··· Material shown ···

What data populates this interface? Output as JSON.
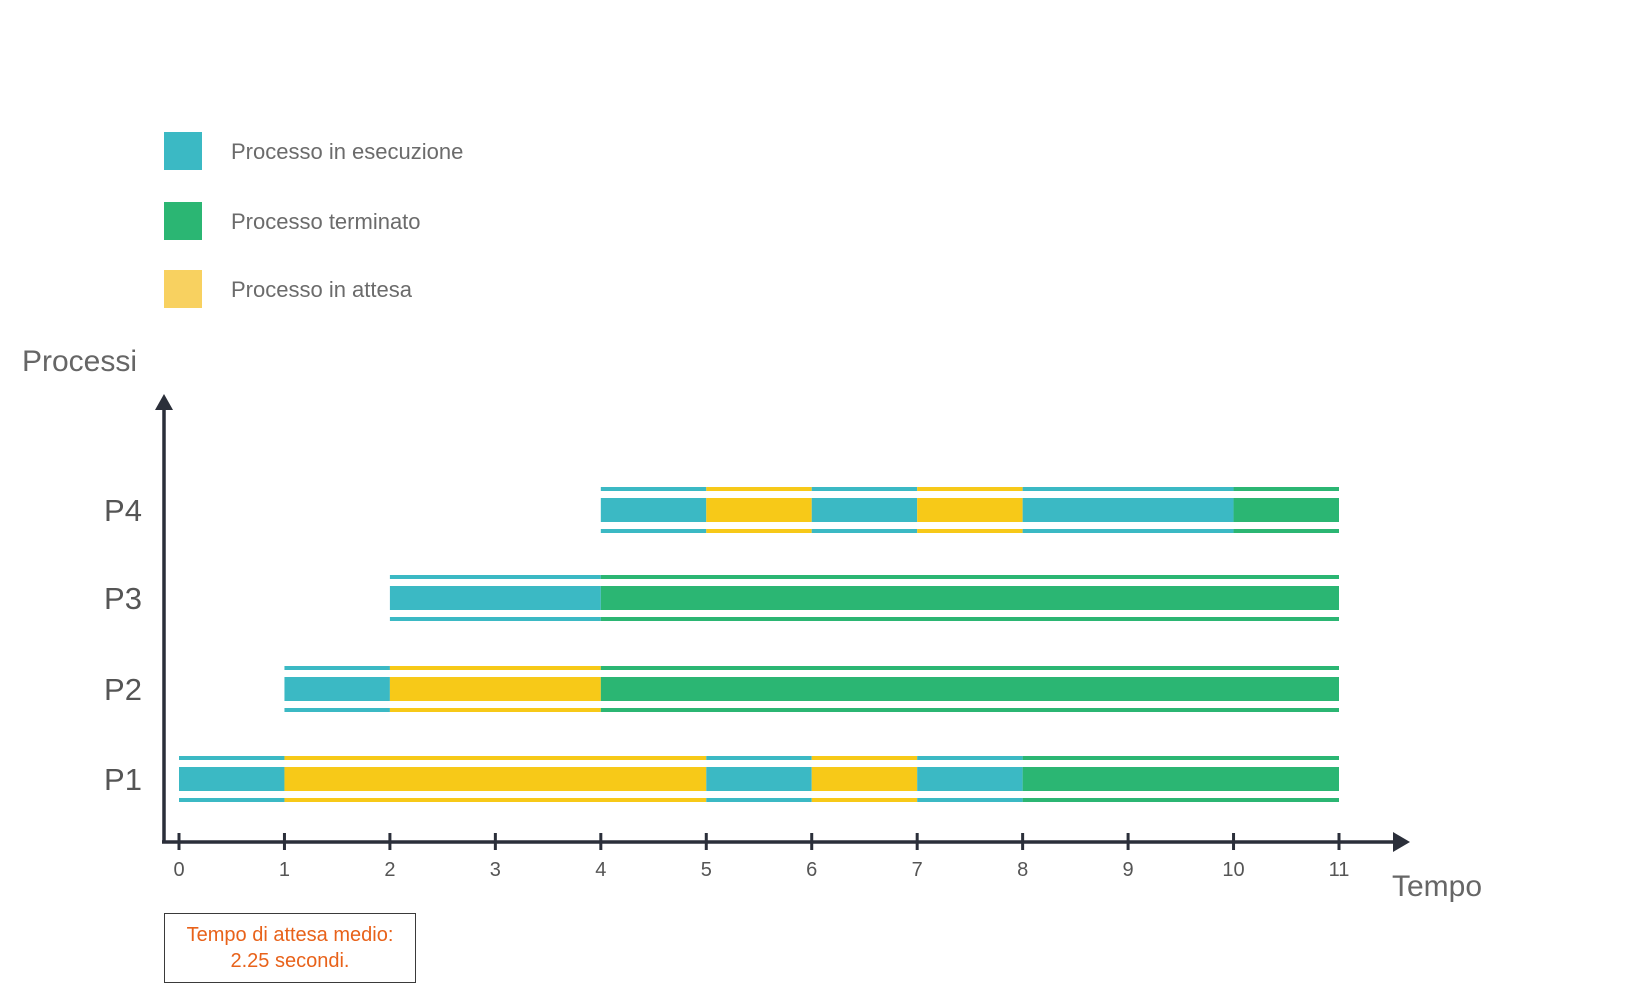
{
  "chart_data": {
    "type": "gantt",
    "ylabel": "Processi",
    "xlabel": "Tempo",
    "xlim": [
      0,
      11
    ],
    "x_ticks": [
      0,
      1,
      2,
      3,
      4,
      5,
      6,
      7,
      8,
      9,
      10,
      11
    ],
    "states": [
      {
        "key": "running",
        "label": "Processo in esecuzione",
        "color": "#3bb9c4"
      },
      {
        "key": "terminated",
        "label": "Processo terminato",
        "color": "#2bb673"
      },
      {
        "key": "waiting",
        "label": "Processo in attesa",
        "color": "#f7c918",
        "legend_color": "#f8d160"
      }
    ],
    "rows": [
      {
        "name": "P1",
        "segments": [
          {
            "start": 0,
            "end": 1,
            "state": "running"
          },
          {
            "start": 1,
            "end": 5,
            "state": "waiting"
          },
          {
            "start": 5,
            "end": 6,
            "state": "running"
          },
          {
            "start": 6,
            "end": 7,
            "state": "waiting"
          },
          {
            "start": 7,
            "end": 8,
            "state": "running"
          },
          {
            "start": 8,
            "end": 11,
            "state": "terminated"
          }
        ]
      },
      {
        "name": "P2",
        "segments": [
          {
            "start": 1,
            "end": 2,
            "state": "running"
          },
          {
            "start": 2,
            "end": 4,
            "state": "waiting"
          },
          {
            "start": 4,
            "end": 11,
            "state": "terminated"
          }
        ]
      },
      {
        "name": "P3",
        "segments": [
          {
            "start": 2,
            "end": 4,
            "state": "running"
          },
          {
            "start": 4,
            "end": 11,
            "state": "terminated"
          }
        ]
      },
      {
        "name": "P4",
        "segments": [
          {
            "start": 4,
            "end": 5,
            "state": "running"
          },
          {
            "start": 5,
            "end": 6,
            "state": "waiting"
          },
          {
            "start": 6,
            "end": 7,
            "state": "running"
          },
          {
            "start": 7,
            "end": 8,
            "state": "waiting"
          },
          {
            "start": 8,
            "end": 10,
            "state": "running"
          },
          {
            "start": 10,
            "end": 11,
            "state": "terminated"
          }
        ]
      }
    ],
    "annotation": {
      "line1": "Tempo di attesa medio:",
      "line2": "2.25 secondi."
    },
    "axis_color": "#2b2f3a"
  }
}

···

— Objective —
Leave out the pictures and copy everything else in the records word for word.

— Result below —
What data populates this interface? Output as JSON.
{
  "chart_data": {
    "type": "gantt",
    "ylabel": "Processi",
    "xlabel": "Tempo",
    "xlim": [
      0,
      11
    ],
    "x_ticks": [
      0,
      1,
      2,
      3,
      4,
      5,
      6,
      7,
      8,
      9,
      10,
      11
    ],
    "states": [
      {
        "key": "running",
        "label": "Processo in esecuzione",
        "color": "#3bb9c4"
      },
      {
        "key": "terminated",
        "label": "Processo terminato",
        "color": "#2bb673"
      },
      {
        "key": "waiting",
        "label": "Processo in attesa",
        "color": "#f7c918",
        "legend_color": "#f8d160"
      }
    ],
    "rows": [
      {
        "name": "P1",
        "segments": [
          {
            "start": 0,
            "end": 1,
            "state": "running"
          },
          {
            "start": 1,
            "end": 5,
            "state": "waiting"
          },
          {
            "start": 5,
            "end": 6,
            "state": "running"
          },
          {
            "start": 6,
            "end": 7,
            "state": "waiting"
          },
          {
            "start": 7,
            "end": 8,
            "state": "running"
          },
          {
            "start": 8,
            "end": 11,
            "state": "terminated"
          }
        ]
      },
      {
        "name": "P2",
        "segments": [
          {
            "start": 1,
            "end": 2,
            "state": "running"
          },
          {
            "start": 2,
            "end": 4,
            "state": "waiting"
          },
          {
            "start": 4,
            "end": 11,
            "state": "terminated"
          }
        ]
      },
      {
        "name": "P3",
        "segments": [
          {
            "start": 2,
            "end": 4,
            "state": "running"
          },
          {
            "start": 4,
            "end": 11,
            "state": "terminated"
          }
        ]
      },
      {
        "name": "P4",
        "segments": [
          {
            "start": 4,
            "end": 5,
            "state": "running"
          },
          {
            "start": 5,
            "end": 6,
            "state": "waiting"
          },
          {
            "start": 6,
            "end": 7,
            "state": "running"
          },
          {
            "start": 7,
            "end": 8,
            "state": "waiting"
          },
          {
            "start": 8,
            "end": 10,
            "state": "running"
          },
          {
            "start": 10,
            "end": 11,
            "state": "terminated"
          }
        ]
      }
    ],
    "annotation": {
      "line1": "Tempo di attesa medio:",
      "line2": "2.25 secondi."
    },
    "axis_color": "#2b2f3a"
  }
}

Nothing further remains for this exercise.